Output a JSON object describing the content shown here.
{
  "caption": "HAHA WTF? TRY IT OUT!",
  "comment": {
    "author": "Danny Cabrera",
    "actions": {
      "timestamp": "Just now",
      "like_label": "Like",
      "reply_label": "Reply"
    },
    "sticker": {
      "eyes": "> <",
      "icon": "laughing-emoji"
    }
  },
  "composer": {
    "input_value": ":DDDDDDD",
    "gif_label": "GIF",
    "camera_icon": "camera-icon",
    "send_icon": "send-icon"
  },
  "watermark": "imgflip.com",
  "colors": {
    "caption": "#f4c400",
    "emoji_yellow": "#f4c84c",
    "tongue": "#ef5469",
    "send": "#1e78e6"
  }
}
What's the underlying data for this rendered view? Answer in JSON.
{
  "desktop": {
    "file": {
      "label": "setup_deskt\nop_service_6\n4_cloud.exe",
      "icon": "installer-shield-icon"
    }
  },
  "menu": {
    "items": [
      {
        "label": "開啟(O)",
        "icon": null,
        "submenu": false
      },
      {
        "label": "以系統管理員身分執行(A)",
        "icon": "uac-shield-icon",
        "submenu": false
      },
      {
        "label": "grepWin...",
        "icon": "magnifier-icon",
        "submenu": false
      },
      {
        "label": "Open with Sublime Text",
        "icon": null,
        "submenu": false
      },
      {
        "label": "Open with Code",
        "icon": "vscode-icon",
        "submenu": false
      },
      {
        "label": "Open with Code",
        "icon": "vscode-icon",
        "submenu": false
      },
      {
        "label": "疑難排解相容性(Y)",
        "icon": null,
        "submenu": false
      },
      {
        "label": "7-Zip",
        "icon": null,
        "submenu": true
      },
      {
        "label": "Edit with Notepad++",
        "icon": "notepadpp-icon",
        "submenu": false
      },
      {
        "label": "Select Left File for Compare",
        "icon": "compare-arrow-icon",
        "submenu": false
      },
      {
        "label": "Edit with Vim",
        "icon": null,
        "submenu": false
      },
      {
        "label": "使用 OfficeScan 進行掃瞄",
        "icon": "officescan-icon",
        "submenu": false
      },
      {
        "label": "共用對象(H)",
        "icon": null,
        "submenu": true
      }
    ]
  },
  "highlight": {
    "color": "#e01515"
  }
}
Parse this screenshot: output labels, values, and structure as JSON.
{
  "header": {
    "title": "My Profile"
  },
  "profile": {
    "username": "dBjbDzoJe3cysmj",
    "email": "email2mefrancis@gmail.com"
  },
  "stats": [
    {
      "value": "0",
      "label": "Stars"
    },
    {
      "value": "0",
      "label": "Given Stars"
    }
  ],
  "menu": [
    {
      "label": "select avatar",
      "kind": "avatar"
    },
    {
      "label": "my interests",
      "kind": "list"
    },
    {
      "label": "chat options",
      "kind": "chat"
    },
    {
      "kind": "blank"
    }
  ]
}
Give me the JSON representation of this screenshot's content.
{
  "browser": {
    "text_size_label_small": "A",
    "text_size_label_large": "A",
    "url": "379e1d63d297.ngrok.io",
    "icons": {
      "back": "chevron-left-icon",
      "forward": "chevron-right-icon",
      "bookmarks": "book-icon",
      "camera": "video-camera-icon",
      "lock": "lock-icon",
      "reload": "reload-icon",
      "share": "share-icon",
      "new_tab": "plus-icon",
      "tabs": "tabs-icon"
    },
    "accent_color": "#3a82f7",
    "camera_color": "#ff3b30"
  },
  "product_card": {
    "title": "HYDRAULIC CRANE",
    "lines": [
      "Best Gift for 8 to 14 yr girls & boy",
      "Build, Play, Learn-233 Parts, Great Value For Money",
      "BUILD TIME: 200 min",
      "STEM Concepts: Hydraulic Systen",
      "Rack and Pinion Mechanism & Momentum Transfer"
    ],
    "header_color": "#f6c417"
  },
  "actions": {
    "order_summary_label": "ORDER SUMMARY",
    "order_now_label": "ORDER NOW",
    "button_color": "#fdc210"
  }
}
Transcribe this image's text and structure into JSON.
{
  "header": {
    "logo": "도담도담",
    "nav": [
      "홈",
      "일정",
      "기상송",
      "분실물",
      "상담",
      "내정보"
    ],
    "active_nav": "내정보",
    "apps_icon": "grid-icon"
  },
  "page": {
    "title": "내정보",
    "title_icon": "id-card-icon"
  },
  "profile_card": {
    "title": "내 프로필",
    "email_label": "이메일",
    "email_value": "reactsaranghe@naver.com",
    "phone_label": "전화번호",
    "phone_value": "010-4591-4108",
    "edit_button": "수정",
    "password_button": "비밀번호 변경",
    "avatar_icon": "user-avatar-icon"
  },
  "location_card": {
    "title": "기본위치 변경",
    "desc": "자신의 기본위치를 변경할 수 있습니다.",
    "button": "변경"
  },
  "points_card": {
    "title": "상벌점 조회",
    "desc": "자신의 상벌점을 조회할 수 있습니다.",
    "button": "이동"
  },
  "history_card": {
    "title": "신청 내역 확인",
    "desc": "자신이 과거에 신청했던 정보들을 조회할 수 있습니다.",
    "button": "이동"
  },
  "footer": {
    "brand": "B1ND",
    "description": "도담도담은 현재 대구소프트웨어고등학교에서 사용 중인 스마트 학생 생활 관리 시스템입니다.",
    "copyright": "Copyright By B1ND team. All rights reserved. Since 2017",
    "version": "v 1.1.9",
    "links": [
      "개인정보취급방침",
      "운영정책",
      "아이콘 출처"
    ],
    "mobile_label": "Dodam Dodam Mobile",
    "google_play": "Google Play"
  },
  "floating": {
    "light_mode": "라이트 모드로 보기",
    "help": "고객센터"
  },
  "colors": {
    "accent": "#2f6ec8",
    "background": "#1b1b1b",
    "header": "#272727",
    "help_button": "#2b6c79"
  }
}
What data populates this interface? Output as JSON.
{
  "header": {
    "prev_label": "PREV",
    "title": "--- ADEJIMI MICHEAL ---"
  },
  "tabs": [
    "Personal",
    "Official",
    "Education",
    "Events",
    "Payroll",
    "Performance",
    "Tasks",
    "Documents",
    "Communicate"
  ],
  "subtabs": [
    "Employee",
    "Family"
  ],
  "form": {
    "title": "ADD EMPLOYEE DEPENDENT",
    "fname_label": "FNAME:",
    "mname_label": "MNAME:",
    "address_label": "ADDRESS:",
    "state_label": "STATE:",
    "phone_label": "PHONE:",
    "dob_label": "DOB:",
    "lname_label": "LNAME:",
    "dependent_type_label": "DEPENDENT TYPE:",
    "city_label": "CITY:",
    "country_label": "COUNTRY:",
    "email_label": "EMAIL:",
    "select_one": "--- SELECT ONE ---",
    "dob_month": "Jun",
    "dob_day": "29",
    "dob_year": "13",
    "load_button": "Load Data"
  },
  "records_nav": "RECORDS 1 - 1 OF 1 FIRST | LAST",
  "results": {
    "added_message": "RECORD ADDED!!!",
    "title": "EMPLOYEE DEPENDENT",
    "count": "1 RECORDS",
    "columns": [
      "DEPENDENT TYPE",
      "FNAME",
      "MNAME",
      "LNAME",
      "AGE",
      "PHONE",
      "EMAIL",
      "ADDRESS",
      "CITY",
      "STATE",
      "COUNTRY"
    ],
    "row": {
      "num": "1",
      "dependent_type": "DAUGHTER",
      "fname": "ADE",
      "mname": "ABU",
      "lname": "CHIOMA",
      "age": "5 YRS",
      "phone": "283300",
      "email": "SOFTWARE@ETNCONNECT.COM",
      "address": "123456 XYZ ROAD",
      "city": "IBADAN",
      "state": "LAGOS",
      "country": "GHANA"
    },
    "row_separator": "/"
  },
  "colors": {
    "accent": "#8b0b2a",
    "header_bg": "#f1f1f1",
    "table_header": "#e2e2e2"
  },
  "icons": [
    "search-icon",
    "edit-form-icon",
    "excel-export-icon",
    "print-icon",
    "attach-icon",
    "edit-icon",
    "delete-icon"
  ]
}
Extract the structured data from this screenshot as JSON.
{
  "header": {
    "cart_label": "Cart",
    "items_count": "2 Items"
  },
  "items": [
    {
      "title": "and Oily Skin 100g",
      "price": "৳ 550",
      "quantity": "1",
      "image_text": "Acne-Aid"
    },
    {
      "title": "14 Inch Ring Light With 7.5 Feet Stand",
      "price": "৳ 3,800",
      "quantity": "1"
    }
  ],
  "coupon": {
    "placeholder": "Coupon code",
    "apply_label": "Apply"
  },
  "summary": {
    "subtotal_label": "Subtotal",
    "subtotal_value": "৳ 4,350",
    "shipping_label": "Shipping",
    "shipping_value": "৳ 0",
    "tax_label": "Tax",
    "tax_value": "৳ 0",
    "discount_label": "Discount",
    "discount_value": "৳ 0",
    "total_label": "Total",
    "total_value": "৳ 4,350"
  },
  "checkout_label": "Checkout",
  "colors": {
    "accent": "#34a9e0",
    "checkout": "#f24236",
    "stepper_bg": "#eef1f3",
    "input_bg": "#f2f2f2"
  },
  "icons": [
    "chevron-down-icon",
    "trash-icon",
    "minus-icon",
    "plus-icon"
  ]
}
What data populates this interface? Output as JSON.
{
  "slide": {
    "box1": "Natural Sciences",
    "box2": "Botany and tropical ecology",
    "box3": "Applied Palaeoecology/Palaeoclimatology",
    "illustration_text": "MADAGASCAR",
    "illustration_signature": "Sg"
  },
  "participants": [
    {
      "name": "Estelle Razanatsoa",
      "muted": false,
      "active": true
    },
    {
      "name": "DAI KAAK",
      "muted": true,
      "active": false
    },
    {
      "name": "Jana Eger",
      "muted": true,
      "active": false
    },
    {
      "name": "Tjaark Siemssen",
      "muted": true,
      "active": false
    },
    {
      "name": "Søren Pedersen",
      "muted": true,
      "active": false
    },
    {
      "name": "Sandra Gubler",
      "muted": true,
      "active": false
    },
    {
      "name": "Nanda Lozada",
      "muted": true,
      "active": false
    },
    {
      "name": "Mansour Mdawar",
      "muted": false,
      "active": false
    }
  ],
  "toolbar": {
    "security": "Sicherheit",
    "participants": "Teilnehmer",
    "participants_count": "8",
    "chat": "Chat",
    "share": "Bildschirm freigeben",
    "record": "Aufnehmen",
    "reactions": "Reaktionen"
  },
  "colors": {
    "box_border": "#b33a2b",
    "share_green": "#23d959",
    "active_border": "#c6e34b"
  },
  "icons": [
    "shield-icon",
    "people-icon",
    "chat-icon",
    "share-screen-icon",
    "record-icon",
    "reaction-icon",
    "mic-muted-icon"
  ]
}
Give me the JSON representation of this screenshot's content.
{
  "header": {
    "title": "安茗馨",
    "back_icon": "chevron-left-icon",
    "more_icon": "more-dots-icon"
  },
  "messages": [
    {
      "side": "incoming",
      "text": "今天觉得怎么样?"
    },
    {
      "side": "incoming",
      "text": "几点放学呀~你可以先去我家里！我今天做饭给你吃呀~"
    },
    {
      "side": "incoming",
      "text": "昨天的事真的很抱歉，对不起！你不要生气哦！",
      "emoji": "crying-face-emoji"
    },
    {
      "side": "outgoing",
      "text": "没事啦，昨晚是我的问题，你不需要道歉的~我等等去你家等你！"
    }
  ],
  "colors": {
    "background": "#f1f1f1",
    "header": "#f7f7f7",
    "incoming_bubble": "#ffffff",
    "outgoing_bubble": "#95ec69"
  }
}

_ _ _ _ _ _ _

Give only the number of lines in the entries above that contain the string "RECORDS".

2